Your objective. Using the records below, please work out how many lines contain "Рублевка"; answer with the number alone.

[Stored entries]
>> BEGIN

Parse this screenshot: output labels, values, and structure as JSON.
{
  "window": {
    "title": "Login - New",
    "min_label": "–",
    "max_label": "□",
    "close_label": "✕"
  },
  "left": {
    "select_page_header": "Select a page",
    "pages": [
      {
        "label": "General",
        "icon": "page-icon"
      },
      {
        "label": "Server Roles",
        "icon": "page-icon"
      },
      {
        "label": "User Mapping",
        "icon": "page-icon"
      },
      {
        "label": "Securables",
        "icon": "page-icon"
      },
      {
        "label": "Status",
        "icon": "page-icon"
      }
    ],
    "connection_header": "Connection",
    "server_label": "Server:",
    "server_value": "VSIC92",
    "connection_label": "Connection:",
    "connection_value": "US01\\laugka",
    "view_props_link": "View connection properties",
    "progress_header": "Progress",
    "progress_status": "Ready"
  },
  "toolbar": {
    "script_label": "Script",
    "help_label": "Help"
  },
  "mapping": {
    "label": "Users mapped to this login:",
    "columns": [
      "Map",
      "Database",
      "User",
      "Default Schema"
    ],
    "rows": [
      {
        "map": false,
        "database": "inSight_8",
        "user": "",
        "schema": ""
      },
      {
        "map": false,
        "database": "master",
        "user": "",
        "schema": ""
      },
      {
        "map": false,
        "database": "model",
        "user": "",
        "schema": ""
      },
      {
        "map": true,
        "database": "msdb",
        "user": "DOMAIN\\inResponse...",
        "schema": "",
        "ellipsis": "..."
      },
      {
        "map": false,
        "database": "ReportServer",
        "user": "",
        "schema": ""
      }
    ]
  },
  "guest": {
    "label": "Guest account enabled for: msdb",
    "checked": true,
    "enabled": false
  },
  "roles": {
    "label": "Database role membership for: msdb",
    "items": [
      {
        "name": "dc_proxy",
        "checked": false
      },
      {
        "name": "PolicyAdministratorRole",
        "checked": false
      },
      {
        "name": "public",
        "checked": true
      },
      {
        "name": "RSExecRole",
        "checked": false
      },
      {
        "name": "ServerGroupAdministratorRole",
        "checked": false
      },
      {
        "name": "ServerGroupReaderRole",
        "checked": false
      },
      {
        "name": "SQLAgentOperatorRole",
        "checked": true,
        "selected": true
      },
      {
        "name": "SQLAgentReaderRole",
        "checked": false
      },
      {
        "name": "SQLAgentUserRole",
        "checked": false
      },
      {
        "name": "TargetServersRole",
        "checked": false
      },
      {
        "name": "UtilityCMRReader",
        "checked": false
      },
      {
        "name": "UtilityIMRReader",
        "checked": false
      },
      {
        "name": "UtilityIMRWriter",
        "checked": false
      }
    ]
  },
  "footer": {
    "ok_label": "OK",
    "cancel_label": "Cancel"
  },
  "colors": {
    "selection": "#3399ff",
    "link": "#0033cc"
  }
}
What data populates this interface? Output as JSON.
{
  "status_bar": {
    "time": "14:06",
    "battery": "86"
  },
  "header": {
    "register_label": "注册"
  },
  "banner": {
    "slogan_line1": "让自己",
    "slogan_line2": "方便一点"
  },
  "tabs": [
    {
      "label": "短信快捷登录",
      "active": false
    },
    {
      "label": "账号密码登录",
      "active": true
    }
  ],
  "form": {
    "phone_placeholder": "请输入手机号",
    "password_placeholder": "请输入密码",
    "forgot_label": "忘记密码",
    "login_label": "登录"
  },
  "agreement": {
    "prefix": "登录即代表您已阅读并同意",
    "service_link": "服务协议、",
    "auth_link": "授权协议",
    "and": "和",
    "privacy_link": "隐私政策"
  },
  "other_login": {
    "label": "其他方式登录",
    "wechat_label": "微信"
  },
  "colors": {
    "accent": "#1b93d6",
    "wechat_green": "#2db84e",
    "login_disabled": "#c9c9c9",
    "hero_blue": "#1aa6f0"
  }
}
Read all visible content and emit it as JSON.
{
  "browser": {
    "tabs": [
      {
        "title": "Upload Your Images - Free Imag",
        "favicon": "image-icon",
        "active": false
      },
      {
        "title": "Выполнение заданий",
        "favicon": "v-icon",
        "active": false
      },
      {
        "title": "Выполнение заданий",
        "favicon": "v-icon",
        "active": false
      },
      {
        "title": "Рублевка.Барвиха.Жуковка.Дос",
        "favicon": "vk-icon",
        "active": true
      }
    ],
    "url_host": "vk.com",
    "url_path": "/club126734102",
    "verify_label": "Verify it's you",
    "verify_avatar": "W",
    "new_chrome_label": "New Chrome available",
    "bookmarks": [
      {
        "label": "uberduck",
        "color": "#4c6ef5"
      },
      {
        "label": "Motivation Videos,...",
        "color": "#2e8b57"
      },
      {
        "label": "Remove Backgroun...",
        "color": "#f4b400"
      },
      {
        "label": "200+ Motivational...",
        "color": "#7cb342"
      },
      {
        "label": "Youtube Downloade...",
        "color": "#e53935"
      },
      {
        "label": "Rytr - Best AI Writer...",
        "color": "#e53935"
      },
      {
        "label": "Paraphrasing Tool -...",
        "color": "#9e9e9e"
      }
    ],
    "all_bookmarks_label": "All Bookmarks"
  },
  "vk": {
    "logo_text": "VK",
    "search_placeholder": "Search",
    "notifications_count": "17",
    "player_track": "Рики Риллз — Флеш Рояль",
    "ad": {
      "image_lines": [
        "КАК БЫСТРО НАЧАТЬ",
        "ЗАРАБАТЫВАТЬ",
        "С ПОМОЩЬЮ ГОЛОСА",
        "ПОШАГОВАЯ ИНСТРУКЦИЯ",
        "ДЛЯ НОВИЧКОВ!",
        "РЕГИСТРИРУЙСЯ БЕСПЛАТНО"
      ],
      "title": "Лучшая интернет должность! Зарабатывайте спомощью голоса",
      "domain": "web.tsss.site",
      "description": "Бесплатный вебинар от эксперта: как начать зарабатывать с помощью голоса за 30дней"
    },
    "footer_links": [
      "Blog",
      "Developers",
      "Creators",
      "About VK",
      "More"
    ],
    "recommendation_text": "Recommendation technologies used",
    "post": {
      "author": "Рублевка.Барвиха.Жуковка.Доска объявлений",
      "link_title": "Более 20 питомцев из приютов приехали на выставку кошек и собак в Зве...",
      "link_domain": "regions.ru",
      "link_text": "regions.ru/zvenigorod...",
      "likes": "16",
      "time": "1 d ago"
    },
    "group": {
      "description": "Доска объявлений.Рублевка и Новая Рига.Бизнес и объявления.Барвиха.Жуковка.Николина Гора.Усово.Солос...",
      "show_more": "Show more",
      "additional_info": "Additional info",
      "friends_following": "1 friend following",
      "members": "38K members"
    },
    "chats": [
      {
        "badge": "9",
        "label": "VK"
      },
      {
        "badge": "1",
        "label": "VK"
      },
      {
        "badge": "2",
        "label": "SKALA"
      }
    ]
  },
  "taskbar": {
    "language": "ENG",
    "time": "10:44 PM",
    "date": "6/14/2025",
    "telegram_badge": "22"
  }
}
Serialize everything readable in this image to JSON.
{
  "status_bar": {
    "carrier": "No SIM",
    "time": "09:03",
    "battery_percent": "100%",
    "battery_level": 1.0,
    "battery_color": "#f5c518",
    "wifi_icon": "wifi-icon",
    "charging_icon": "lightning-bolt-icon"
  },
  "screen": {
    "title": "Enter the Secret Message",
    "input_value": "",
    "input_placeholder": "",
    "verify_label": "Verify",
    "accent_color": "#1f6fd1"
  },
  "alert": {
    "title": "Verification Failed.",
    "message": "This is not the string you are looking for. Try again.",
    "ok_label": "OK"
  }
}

>> END

Exercise answer. 3